Directions |
Pictures stay out of the copy; output exactly the lines from the one containing "Extract the structured" through the end of the material.

Provided material |

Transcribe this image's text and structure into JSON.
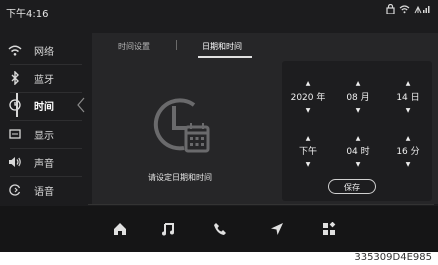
{
  "status": {
    "time": "下午4:16",
    "icons": [
      "lock-icon",
      "wifi-icon",
      "signal-icon"
    ]
  },
  "sidebar": {
    "items": [
      {
        "label": "网络",
        "icon": "wifi-icon"
      },
      {
        "label": "蓝牙",
        "icon": "bluetooth-icon"
      },
      {
        "label": "时间",
        "icon": "clock-icon",
        "active": true
      },
      {
        "label": "显示",
        "icon": "display-icon"
      },
      {
        "label": "声音",
        "icon": "speaker-icon"
      },
      {
        "label": "语音",
        "icon": "voice-icon"
      }
    ]
  },
  "tabs": [
    {
      "label": "时间设置"
    },
    {
      "label": "日期和时间",
      "active": true
    }
  ],
  "main": {
    "prompt": "请设定日期和时间"
  },
  "picker": {
    "year": "2020 年",
    "month": "08 月",
    "day": "14 日",
    "ampm": "下午",
    "hour": "04 时",
    "minute": "16 分",
    "save_label": "保存"
  },
  "dock": {
    "items": [
      "home-icon",
      "music-icon",
      "phone-icon",
      "navigation-icon",
      "apps-icon"
    ]
  },
  "footer": {
    "code": "335309D4E985"
  }
}
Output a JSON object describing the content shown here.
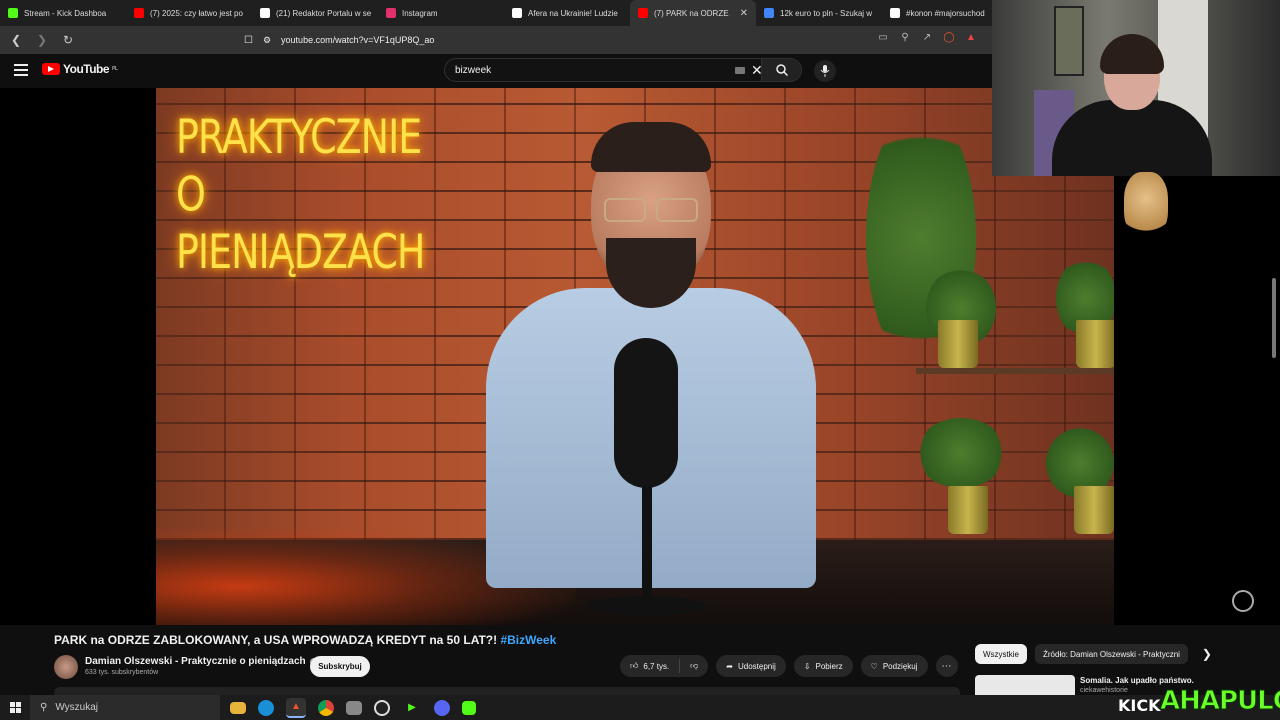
{
  "browser": {
    "tabs": [
      {
        "title": "Stream - Kick Dashboa",
        "icon": "kick-icon",
        "color": "#53fc18"
      },
      {
        "title": "(7) 2025: czy łatwo jest po",
        "icon": "youtube-icon",
        "color": "#ff0000"
      },
      {
        "title": "(21) Redaktor Portalu w se",
        "icon": "x-icon",
        "color": "#ffffff"
      },
      {
        "title": "Instagram",
        "icon": "instagram-icon",
        "color": "#e1306c"
      },
      {
        "title": "Afera na Ukrainie! Ludzie",
        "icon": "tiktok-icon",
        "color": "#ffffff"
      },
      {
        "title": "(7) PARK na ODRZE",
        "icon": "youtube-icon",
        "color": "#ff0000",
        "active": true
      },
      {
        "title": "12k euro to pln - Szukaj w",
        "icon": "google-icon",
        "color": "#4285f4"
      },
      {
        "title": "#konon #majorsuchod",
        "icon": "tiktok-icon",
        "color": "#ffffff"
      }
    ],
    "url": "youtube.com/watch?v=VF1qUP8Q_ao"
  },
  "youtube": {
    "logo_text": "YouTube",
    "region": "PL",
    "search_value": "bizweek"
  },
  "video": {
    "neon_line1": "PRAKTYCZNIE O",
    "neon_line2": "PIENIĄDZACH",
    "title": "PARK na ODRZE ZABLOKOWANY, a USA WPROWADZĄ KREDYT na 50 LAT?!",
    "hashtag": "#BizWeek"
  },
  "channel": {
    "name": "Damian Olszewski - Praktycznie o pieniądzach",
    "subscribers": "633 tys. subskrybentów",
    "subscribe_label": "Subskrybuj"
  },
  "actions": {
    "likes": "6,7 tys.",
    "share": "Udostępnij",
    "download": "Pobierz",
    "thanks": "Podziękuj"
  },
  "sidebar": {
    "chips": [
      "Wszystkie",
      "Źródło: Damian Olszewski - Praktyczni"
    ],
    "reco_title": "Somalia. Jak upadło państwo.",
    "reco_channel": "ciekawehistorie"
  },
  "taskbar": {
    "search_placeholder": "Wyszukaj"
  },
  "overlay": {
    "kick": "KICK",
    "streamer": "AHAPULCO"
  }
}
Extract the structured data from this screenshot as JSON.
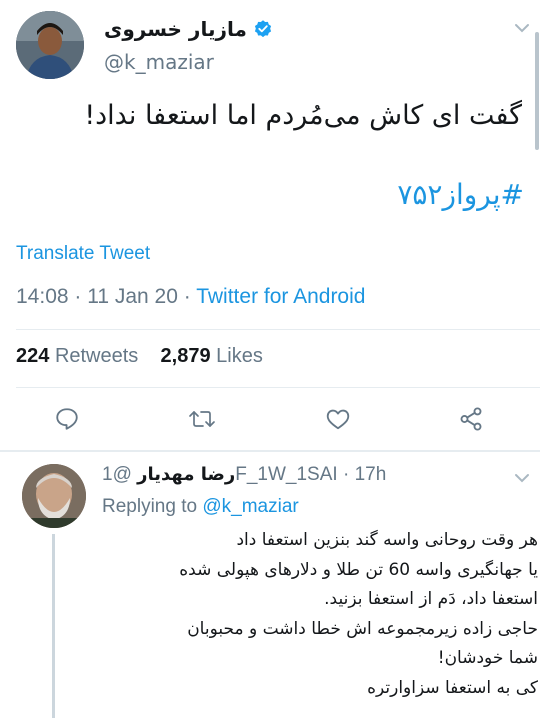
{
  "tweet": {
    "display_name": "مازیار خسروی",
    "handle": "@k_maziar",
    "text": "گفت ای کاش می‌مُردم اما استعفا نداد!",
    "hashtag": "#پرواز۷۵۲",
    "translate_label": "Translate Tweet",
    "time": "14:08",
    "date": "11 Jan 20",
    "source": "Twitter for Android",
    "retweets_count": "224",
    "retweets_label": "Retweets",
    "likes_count": "2,879",
    "likes_label": "Likes"
  },
  "reply": {
    "display_name": "رضا مهدیار",
    "handle": "@1F_1W_1SAI",
    "time": "17h",
    "replying_to_label": "Replying to",
    "replying_to_handle": "@k_maziar",
    "lines": [
      "هر وقت روحانی واسه گند بنزین استعفا داد",
      "یا جهانگیری واسه 60 تن طلا و دلارهای هپولی شده",
      "استعفا داد، دَم از استعفا بزنید.",
      "حاجی زاده زیرمجموعه اش خطا داشت و محبوبان",
      "شما خودشان!",
      "کی به استعفا سزاوارتره"
    ]
  },
  "colors": {
    "link": "#1b95e0",
    "secondary_text": "#657786",
    "primary_text": "#14171a",
    "divider": "#e6ecf0",
    "thread_line": "#ccd6dd"
  },
  "icons": [
    "verified-badge-icon",
    "chevron-down-icon",
    "reply-icon",
    "retweet-icon",
    "like-icon",
    "share-icon"
  ]
}
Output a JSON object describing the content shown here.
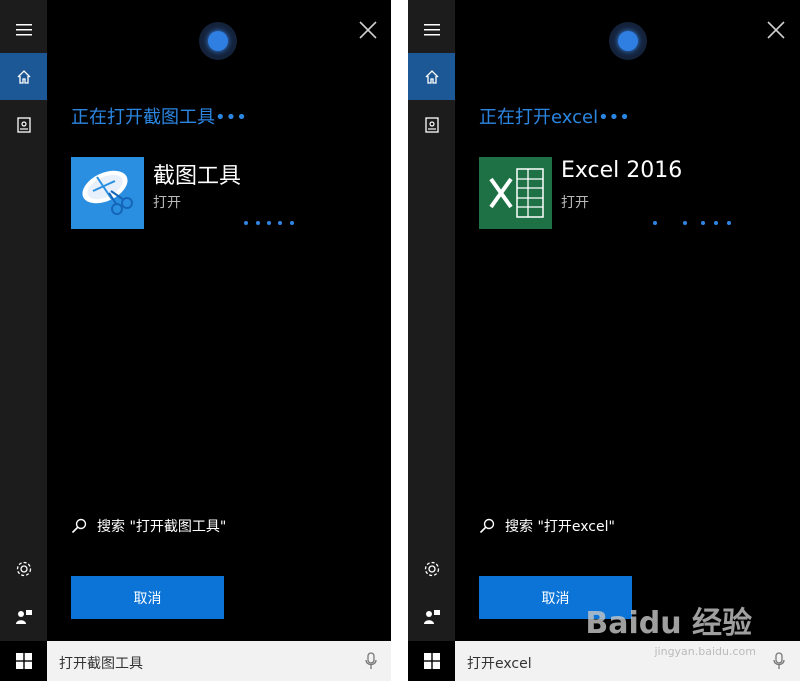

Task output |
Extract the structured data from this screenshot as JSON.
{
  "tweet": {
    "display_name": "مازیار خسروی",
    "handle": "@k_maziar",
    "text": "گفت ای کاش می‌مُردم اما استعفا نداد!",
    "hashtag": "#پرواز۷۵۲",
    "translate_label": "Translate Tweet",
    "time": "14:08",
    "date": "11 Jan 20",
    "source": "Twitter for Android",
    "retweets_count": "224",
    "retweets_label": "Retweets",
    "likes_count": "2,879",
    "likes_label": "Likes"
  },
  "reply": {
    "display_name": "رضا مهدیار",
    "handle": "@1F_1W_1SAI",
    "time": "17h",
    "replying_to_label": "Replying to",
    "replying_to_handle": "@k_maziar",
    "lines": [
      "هر وقت روحانی واسه گند بنزین استعفا داد",
      "یا جهانگیری واسه 60 تن طلا و دلارهای هپولی شده",
      "استعفا داد، دَم از استعفا بزنید.",
      "حاجی زاده زیرمجموعه اش خطا داشت و محبوبان",
      "شما خودشان!",
      "کی به استعفا سزاوارتره"
    ]
  },
  "colors": {
    "link": "#1b95e0",
    "secondary_text": "#657786",
    "primary_text": "#14171a",
    "divider": "#e6ecf0",
    "thread_line": "#ccd6dd"
  },
  "icons": [
    "verified-badge-icon",
    "chevron-down-icon",
    "reply-icon",
    "retweet-icon",
    "like-icon",
    "share-icon"
  ]
}
Output a JSON object describing the content shown here.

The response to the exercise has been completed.